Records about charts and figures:
====

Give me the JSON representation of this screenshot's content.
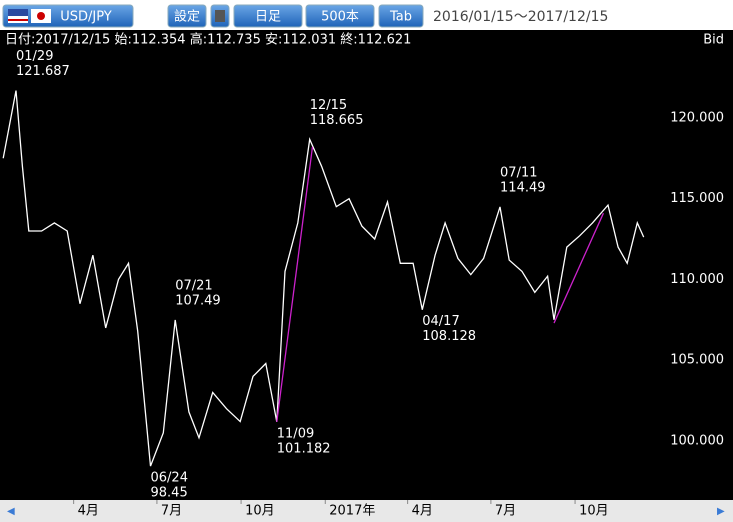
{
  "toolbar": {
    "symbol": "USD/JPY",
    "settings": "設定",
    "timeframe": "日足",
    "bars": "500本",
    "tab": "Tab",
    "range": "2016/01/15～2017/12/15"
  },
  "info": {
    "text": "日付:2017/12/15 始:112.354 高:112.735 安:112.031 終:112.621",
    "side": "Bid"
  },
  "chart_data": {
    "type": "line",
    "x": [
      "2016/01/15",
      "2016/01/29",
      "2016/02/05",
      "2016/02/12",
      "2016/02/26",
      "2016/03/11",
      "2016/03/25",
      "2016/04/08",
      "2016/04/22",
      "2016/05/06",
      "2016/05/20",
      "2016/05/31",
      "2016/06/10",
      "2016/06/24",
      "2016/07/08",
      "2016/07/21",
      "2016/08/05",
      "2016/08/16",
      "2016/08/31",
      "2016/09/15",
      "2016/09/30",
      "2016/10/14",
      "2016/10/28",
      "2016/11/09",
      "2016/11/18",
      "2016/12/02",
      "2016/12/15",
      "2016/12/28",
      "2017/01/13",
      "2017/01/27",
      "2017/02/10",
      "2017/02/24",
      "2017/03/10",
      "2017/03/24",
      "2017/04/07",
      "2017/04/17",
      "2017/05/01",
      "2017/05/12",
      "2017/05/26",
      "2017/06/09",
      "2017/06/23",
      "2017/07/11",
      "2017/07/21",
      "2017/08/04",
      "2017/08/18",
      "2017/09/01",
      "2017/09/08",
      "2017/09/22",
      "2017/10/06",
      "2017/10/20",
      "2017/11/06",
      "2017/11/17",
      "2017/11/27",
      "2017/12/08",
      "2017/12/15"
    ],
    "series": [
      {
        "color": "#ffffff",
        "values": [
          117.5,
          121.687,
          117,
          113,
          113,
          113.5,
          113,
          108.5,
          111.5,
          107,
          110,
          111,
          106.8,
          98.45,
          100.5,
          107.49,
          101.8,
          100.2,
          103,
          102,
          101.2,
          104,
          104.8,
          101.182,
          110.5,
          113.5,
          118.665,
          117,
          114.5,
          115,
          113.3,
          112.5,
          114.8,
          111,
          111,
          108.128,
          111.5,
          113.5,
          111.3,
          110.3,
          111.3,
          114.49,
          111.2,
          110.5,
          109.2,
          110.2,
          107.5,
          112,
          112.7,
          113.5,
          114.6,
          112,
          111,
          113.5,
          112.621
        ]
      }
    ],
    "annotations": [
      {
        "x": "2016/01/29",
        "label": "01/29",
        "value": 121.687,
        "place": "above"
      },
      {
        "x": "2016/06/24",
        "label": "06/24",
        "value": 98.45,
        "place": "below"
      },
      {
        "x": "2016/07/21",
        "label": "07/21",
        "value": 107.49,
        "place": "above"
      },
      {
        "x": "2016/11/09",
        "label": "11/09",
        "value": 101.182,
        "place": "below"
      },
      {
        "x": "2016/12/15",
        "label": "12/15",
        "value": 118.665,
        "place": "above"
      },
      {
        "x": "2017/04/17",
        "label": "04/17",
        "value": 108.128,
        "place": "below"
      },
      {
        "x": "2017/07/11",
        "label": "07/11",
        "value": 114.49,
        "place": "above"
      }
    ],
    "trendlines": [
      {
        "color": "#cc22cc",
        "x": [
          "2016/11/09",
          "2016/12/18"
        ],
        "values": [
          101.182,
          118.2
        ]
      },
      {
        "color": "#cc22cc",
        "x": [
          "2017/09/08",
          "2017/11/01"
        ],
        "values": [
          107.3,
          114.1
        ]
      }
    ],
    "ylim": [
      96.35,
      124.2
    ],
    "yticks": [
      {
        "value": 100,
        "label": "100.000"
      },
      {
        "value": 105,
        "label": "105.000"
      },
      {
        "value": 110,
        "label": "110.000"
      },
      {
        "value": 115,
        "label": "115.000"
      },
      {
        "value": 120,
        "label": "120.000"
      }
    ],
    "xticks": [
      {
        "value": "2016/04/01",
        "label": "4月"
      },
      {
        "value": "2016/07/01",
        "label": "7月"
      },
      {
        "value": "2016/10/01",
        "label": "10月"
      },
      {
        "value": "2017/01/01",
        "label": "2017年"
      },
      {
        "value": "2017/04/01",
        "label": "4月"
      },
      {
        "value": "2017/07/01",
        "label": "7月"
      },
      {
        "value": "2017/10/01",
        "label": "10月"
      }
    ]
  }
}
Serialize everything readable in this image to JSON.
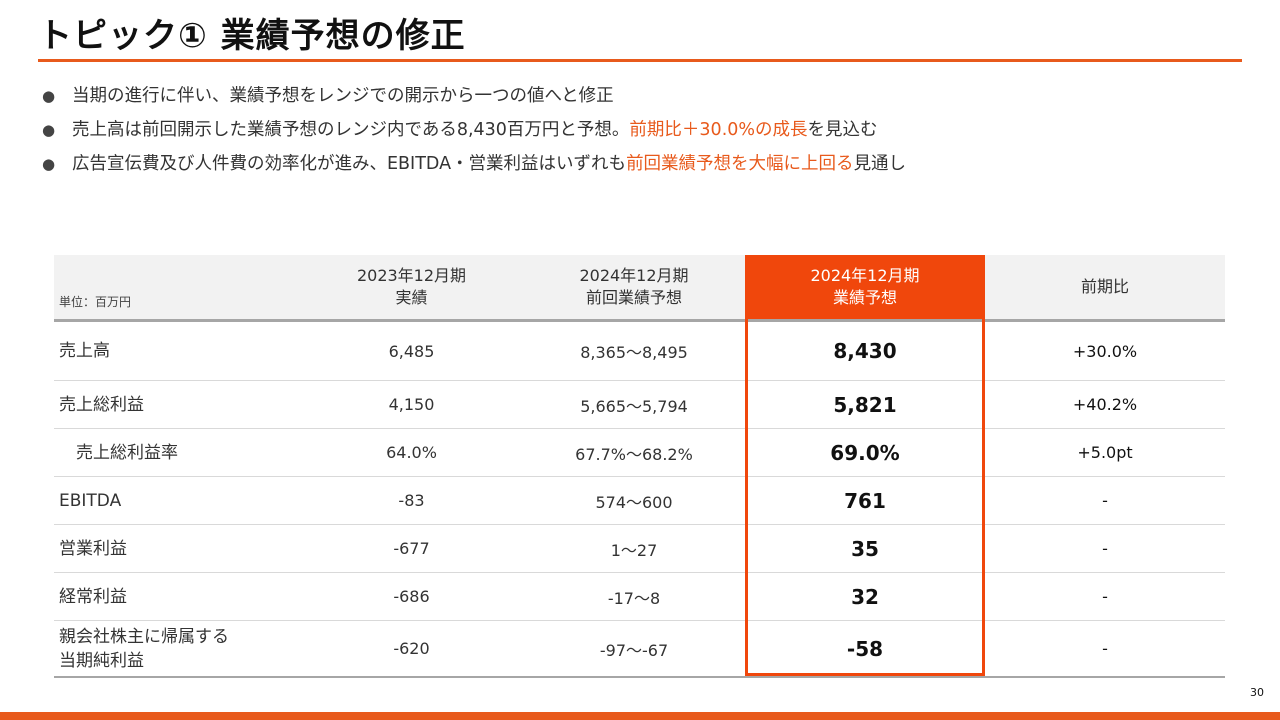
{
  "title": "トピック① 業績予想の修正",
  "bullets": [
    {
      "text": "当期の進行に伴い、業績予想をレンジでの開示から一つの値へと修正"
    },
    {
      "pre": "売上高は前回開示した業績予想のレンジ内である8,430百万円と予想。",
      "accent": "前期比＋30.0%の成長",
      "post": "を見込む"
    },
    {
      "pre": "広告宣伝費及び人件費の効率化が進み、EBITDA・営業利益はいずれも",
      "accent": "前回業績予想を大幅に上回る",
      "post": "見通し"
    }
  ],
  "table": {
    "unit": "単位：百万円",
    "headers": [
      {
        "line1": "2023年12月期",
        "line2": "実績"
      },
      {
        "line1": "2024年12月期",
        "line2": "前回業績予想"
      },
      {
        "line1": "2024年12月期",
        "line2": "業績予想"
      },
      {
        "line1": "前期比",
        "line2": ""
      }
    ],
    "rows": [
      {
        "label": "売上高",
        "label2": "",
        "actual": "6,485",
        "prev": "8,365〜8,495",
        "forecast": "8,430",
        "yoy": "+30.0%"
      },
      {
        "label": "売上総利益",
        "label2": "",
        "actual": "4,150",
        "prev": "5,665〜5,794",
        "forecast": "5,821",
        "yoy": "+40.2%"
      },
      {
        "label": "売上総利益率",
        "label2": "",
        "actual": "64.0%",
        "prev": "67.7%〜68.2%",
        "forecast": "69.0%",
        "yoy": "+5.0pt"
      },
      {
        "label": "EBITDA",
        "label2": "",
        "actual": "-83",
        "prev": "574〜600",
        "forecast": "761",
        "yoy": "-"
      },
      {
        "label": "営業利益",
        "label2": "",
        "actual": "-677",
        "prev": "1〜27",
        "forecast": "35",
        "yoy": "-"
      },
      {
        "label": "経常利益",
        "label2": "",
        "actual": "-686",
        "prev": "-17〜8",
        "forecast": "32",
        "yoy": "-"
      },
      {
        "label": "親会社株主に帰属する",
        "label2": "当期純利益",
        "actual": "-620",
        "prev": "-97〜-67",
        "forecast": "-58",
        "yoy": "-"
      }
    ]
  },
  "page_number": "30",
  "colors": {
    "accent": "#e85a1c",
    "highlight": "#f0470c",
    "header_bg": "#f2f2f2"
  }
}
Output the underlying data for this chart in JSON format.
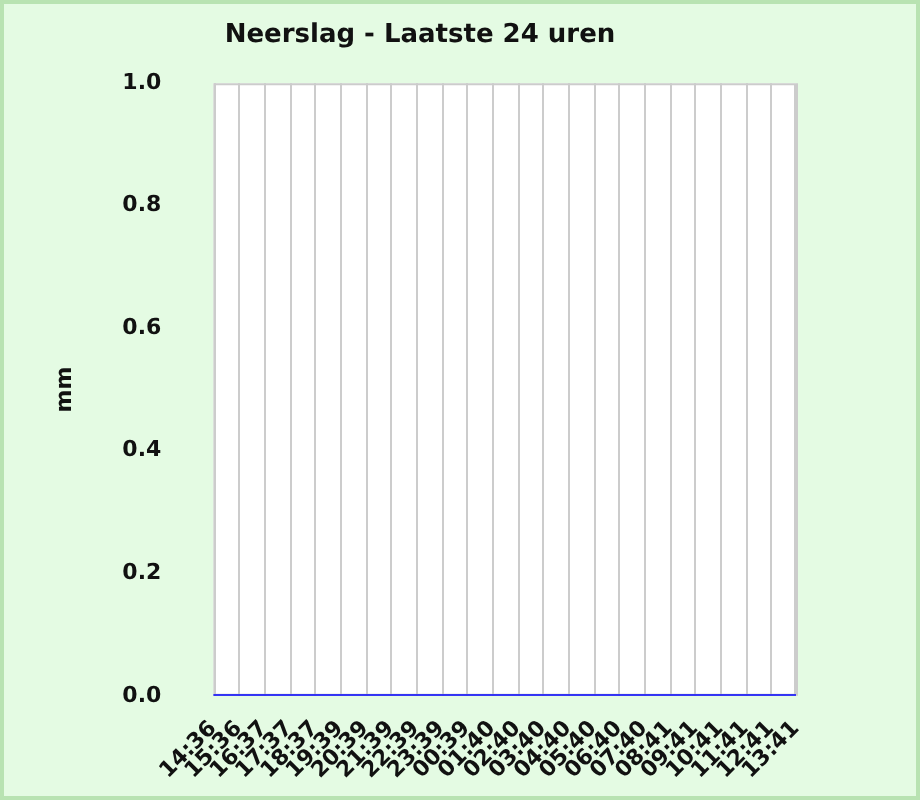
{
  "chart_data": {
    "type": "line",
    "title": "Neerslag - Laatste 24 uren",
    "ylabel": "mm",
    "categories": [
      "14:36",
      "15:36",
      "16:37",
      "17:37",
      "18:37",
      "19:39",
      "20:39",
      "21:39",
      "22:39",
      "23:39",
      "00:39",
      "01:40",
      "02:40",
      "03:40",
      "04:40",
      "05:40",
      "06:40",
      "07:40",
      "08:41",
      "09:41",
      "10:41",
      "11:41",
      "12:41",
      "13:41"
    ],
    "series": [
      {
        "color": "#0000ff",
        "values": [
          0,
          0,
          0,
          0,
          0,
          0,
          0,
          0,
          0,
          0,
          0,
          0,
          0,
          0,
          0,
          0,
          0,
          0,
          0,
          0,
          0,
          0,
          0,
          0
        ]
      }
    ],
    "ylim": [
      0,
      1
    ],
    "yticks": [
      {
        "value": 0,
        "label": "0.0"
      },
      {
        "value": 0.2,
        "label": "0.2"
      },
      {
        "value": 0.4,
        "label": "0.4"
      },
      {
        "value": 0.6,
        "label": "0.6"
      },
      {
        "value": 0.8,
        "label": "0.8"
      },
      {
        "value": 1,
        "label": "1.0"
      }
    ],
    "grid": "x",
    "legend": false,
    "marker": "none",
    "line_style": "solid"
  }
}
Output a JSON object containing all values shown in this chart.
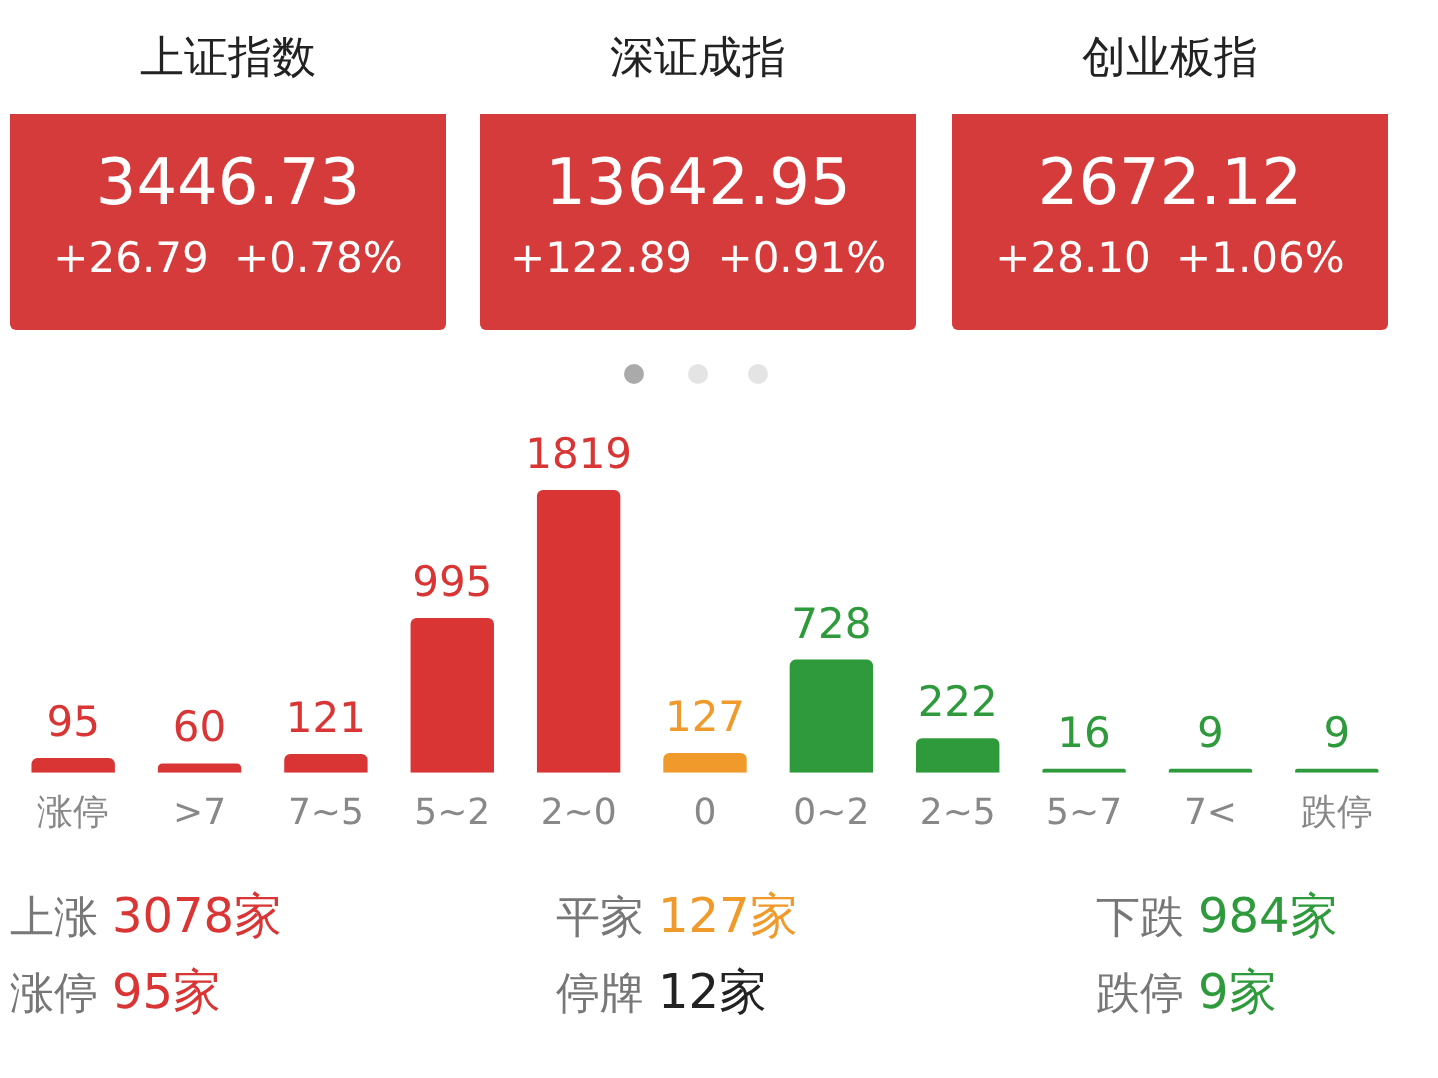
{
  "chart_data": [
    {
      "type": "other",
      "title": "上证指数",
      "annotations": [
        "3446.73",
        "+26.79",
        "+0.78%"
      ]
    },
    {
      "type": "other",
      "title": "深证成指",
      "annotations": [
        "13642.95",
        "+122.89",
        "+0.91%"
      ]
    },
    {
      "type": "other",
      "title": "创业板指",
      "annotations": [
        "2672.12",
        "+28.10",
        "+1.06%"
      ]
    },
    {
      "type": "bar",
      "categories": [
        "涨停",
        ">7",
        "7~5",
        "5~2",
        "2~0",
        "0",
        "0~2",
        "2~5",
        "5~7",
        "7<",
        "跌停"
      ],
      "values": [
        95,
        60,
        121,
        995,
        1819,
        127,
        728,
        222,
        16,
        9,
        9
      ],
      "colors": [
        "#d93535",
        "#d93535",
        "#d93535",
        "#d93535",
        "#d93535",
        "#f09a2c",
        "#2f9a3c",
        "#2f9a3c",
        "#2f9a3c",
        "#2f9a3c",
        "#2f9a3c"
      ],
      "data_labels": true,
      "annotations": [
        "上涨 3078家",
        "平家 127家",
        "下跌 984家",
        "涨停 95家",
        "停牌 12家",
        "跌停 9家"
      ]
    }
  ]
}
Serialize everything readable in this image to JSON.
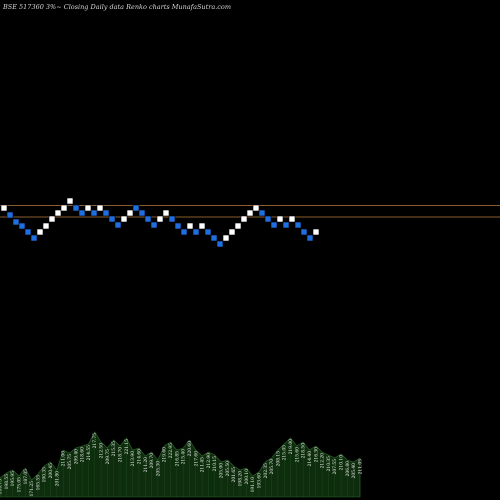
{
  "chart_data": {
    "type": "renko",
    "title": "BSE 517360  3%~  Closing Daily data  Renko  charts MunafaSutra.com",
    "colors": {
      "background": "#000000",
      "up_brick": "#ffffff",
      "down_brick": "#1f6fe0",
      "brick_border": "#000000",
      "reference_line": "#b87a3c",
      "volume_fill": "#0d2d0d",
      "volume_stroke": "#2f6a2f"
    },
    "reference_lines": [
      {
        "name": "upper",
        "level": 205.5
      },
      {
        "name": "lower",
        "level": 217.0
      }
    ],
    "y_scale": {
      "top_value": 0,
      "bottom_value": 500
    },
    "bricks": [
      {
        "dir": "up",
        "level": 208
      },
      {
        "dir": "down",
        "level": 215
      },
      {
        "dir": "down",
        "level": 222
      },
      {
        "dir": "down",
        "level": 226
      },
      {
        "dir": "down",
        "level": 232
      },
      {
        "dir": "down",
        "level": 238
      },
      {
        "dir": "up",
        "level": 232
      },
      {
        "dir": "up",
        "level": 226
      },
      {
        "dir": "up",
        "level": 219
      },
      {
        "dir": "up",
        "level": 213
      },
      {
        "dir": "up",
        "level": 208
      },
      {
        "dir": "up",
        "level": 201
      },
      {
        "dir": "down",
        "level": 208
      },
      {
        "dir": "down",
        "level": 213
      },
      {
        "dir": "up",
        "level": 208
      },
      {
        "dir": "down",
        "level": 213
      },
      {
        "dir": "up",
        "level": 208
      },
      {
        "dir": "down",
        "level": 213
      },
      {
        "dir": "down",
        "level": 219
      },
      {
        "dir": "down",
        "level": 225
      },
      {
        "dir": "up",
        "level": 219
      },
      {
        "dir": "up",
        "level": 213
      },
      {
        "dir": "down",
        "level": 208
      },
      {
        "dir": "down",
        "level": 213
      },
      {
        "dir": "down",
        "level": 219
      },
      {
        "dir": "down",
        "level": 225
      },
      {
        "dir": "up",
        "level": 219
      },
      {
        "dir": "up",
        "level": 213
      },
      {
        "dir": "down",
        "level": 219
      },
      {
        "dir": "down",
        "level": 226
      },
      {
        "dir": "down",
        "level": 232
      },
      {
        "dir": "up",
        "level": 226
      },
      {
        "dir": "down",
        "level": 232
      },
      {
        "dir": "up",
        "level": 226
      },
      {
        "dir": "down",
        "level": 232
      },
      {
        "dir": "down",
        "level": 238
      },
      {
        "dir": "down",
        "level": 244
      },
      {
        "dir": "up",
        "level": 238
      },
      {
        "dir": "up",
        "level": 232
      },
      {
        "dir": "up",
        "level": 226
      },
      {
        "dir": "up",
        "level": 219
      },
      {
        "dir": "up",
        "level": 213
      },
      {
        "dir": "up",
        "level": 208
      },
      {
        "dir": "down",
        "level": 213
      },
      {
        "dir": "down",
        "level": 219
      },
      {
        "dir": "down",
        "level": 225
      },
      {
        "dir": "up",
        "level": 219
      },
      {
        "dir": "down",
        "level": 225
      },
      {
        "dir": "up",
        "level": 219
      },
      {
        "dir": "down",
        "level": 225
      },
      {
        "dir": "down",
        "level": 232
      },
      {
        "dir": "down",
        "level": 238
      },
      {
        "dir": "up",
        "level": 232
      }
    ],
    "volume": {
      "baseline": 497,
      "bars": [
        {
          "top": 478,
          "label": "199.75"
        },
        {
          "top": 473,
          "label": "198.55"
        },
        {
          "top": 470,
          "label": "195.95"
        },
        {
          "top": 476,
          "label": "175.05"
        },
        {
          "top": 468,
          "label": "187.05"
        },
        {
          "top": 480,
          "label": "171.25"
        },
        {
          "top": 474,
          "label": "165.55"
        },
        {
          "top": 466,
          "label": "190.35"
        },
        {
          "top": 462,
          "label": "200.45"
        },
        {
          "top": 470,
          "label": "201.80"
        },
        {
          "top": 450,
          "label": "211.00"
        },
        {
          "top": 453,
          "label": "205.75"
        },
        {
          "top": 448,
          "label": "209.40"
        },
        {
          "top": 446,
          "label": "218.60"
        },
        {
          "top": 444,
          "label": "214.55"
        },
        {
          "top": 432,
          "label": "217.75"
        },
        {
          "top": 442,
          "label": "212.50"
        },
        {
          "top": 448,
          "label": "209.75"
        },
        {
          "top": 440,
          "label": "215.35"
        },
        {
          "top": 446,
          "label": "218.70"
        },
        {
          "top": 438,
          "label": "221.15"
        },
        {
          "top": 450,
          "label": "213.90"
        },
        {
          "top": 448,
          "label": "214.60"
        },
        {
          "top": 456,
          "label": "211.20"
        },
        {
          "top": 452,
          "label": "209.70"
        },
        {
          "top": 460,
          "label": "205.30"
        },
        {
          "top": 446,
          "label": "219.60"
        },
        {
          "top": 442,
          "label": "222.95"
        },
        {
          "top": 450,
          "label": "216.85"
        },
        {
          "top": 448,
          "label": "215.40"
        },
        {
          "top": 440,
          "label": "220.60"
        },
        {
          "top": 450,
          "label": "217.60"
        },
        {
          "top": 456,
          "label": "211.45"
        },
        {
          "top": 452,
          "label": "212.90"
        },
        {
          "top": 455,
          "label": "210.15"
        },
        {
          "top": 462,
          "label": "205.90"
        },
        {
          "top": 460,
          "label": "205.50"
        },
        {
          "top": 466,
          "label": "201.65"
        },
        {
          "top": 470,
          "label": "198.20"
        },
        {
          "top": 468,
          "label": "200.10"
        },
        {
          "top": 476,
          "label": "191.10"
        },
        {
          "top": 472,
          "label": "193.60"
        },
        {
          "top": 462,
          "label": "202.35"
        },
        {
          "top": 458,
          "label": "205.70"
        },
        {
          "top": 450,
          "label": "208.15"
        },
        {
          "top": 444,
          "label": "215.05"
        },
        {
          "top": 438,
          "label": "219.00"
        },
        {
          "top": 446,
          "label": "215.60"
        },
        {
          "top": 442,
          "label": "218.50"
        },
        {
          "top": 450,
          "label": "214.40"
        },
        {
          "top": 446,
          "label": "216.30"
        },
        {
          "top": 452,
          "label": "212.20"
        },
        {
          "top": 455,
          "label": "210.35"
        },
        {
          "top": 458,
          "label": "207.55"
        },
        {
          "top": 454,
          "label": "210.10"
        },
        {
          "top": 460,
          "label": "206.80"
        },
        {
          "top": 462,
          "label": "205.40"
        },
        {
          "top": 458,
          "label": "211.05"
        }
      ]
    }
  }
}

====

=== Requirements ===
In the listing above, find each line with the word "accent" and copy it.

=== Answer to the exercise ===
      "accent": "前期比＋30.0%の成長",
      "accent": "前回業績予想を大幅に上回る",
    "accent": "#e85a1c",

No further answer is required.